- EXERCISE DESCRIPTION: Gather up all lines that carry the word "movements".

- EXTRACTED INFORMATION:
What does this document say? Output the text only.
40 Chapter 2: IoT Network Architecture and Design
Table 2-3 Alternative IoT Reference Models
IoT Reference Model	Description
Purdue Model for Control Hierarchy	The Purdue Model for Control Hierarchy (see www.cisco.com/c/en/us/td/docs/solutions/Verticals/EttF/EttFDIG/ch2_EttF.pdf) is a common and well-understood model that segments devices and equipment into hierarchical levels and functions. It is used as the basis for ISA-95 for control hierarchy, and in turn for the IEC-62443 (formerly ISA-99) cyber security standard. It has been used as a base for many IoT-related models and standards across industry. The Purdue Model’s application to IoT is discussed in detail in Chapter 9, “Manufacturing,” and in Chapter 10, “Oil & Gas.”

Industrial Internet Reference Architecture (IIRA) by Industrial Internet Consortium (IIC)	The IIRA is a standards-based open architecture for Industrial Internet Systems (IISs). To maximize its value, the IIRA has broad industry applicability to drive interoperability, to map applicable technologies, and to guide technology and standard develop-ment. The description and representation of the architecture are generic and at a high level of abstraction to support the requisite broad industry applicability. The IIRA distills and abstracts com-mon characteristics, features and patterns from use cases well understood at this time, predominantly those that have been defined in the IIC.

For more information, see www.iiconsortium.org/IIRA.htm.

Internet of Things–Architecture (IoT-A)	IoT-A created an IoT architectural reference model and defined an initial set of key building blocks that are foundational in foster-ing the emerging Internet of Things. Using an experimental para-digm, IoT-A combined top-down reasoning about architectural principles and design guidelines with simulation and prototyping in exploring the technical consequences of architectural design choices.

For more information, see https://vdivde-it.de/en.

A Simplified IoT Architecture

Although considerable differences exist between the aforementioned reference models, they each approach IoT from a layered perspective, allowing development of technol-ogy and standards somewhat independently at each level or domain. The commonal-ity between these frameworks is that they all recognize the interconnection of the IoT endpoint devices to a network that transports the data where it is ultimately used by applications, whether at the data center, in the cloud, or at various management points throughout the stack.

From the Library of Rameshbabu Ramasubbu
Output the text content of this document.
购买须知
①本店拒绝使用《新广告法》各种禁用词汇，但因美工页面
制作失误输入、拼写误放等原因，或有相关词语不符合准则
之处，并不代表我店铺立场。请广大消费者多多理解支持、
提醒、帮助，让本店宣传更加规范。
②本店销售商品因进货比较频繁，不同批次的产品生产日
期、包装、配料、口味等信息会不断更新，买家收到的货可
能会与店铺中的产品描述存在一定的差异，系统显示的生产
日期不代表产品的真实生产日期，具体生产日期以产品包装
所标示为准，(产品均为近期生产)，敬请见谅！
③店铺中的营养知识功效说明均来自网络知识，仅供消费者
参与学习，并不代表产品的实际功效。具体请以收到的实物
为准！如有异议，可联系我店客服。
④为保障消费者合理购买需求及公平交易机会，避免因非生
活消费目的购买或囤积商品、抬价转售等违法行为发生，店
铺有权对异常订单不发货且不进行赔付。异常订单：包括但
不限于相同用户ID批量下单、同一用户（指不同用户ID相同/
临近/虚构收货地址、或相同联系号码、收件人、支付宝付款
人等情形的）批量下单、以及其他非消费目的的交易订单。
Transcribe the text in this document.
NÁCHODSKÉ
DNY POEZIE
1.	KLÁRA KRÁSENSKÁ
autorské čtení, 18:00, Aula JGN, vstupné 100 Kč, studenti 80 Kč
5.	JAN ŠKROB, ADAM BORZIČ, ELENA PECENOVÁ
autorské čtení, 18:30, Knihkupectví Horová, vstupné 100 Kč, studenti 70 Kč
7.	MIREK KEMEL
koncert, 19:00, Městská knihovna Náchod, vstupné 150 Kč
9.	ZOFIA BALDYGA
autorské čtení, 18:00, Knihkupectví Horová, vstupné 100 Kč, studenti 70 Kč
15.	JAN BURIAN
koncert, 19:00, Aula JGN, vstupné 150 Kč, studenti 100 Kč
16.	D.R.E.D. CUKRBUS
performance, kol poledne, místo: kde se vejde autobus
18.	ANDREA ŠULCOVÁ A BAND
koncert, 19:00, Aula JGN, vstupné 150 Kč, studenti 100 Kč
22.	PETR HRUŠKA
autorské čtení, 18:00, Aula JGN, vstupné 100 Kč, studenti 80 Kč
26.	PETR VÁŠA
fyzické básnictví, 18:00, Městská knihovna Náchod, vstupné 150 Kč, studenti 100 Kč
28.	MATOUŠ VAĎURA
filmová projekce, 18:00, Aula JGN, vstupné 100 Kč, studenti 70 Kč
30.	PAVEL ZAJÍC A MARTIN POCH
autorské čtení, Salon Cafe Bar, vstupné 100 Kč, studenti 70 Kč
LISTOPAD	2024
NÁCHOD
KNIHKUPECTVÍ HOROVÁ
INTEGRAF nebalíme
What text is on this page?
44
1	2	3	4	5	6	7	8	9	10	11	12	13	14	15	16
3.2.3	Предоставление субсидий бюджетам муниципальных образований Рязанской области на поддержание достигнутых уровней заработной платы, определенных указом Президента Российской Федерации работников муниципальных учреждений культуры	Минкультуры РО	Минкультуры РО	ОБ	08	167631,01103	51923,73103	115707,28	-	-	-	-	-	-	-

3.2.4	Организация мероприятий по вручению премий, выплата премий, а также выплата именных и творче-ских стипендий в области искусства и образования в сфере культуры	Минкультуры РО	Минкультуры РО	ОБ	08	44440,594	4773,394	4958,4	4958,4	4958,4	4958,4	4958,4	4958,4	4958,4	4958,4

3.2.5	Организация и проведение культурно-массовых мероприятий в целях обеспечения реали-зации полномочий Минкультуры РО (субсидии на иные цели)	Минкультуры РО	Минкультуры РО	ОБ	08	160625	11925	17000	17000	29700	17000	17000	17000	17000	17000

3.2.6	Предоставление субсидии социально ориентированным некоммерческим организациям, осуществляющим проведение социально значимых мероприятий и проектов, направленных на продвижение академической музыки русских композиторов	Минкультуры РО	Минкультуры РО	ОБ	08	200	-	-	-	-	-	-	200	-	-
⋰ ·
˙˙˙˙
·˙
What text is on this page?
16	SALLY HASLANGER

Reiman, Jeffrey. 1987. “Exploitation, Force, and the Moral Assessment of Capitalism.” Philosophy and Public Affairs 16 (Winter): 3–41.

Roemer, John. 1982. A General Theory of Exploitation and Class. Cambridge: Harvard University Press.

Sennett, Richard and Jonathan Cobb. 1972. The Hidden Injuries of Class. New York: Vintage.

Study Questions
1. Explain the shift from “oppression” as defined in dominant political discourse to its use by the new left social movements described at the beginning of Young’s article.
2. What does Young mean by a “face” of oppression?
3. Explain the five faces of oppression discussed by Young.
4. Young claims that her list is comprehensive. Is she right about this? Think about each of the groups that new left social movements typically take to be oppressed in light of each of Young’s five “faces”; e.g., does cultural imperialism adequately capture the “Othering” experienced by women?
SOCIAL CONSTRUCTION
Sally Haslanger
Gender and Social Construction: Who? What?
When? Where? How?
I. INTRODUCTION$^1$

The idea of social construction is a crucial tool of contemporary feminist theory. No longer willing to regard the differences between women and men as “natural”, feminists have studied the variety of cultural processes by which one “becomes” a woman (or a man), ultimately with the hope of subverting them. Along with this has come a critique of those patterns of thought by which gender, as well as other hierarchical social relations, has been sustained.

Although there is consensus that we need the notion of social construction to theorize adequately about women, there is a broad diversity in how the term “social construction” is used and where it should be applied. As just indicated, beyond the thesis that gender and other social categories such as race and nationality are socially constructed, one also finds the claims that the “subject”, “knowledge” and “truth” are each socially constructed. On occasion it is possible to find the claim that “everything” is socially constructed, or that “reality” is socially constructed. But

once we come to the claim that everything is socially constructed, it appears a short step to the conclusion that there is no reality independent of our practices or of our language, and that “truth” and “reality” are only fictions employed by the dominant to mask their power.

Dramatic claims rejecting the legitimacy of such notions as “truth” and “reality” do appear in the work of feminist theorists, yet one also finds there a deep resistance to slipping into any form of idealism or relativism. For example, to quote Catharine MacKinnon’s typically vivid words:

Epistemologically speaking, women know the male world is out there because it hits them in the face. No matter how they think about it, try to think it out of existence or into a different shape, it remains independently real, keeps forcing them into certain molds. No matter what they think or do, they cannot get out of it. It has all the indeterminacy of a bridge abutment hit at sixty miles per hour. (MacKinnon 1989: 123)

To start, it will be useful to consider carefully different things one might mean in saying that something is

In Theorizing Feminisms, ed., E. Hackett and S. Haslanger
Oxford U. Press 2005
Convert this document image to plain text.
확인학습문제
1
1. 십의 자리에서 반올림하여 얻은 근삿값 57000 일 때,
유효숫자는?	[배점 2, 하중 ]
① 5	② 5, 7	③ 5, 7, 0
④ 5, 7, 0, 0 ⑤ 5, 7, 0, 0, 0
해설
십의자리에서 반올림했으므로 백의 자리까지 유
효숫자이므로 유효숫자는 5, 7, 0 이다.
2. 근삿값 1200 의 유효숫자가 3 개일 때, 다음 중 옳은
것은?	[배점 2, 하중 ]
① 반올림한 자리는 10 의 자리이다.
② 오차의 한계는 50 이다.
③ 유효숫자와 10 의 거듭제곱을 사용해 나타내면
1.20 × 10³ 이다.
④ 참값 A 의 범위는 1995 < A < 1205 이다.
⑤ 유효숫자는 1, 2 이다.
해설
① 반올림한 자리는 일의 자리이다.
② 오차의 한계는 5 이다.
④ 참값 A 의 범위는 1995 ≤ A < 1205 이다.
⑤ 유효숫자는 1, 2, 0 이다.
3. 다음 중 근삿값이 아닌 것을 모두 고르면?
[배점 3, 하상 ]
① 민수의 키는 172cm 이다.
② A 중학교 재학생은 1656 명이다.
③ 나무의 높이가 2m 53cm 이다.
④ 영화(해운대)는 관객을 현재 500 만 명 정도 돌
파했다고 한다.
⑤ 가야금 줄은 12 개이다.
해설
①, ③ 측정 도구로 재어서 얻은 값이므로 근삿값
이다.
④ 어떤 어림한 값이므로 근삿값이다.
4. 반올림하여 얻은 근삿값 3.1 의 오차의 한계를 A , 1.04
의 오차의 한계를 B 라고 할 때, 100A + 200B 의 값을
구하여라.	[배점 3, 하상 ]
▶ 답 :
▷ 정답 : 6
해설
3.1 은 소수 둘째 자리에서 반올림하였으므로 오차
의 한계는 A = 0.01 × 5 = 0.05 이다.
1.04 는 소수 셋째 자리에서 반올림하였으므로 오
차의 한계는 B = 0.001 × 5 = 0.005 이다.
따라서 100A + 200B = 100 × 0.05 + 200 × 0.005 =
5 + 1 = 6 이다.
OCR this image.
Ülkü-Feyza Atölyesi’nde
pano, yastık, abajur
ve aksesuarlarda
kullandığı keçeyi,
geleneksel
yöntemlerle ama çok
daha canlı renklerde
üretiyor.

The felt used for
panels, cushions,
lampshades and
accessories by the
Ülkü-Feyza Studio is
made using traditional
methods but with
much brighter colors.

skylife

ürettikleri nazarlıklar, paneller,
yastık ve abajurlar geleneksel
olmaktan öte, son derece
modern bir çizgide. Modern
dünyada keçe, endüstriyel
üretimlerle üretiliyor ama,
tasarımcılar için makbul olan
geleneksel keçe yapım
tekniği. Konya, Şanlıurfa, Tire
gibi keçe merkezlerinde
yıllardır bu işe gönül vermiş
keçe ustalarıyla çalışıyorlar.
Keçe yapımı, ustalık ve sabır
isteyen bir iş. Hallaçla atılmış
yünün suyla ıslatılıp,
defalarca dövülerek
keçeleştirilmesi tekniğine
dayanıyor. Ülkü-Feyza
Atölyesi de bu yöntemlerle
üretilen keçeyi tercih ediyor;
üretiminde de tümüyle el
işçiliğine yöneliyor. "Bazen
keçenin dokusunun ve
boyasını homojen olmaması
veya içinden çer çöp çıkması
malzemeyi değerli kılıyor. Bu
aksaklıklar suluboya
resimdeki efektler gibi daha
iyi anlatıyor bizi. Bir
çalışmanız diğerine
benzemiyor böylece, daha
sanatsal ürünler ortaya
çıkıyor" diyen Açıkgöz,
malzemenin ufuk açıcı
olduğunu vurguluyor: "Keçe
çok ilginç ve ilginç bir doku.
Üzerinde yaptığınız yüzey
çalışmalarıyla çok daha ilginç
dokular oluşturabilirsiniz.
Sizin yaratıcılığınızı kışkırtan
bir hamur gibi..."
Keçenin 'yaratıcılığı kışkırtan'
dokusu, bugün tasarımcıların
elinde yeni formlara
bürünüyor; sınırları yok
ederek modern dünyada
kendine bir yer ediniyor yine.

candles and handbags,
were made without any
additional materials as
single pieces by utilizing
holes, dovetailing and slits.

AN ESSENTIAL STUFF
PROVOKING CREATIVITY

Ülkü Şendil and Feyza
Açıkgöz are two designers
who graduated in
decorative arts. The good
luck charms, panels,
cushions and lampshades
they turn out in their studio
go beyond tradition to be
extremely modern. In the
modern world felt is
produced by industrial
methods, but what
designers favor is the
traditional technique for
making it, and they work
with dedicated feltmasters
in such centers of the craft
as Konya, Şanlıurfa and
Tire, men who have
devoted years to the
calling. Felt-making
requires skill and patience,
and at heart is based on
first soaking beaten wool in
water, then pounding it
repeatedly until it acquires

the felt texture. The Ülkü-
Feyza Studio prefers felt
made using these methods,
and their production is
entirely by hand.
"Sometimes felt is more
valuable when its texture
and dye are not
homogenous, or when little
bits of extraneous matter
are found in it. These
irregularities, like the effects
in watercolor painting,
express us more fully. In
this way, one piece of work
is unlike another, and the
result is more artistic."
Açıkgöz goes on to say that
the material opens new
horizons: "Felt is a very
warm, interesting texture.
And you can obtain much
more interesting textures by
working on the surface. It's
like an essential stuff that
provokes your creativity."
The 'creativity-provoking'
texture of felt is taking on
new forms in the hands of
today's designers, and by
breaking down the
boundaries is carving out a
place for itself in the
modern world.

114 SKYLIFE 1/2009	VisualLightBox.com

- SOLUTION FOR THIS PROBLEM:
1. Explain the shift from “oppression” as defined in dominant political discourse to its use by the new left social movements described at the beginning of Young’s article.
4. Young claims that her list is comprehensive. Is she right about this? Think about each of the groups that new left social movements typically take to be oppressed in light of each of Young’s five “faces”; e.g., does cultural imperialism adequately capture the “Othering” experienced by women?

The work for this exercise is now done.